SET PROBLEM | Please give the listing again, word for word, with nothing left out.

PROVIDED DATA |
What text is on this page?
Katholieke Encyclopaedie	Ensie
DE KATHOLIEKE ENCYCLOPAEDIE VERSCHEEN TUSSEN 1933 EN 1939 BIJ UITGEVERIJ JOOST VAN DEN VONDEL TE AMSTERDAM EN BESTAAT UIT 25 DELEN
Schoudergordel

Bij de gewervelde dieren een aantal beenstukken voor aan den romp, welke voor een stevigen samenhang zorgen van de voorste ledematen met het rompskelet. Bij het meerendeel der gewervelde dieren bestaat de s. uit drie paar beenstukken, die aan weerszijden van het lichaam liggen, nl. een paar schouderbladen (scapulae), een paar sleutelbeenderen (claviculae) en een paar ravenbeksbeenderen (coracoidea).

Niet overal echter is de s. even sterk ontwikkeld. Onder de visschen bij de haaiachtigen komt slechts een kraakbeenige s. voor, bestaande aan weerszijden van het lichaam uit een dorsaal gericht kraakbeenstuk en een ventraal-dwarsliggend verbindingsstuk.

ANSWER |
What text is on this page?
Katholieke Encyclopaedie	Ensie
DE KATHOLIEKE ENCYCLOPAEDIE VERSCHEEN TUSSEN 1933 EN 1939 BIJ UITGEVERIJ JOOST VAN DEN VONDEL TE AMSTERDAM EN BESTAAT UIT 25 DELEN
Schoudergordel

Bij de gewervelde dieren een aantal beenstukken voor aan den romp, welke voor een stevigen samenhang zorgen van de voorste ledematen met het rompskelet. Bij het meerendeel der gewervelde dieren bestaat de s. uit drie paar beenstukken, die aan weerszijden van het lichaam liggen, nl. een paar schouderbladen (scapulae), een paar sleutelbeenderen (claviculae) en een paar ravenbeksbeenderen (coracoidea).

Niet overal echter is de s. even sterk ontwikkeld. Onder de visschen bij de haaiachtigen komt slechts een kraakbeenige s. voor, bestaande aan weerszijden van het lichaam uit een dorsaal gericht kraakbeenstuk en een ventraal-dwarsliggend verbindingsstuk.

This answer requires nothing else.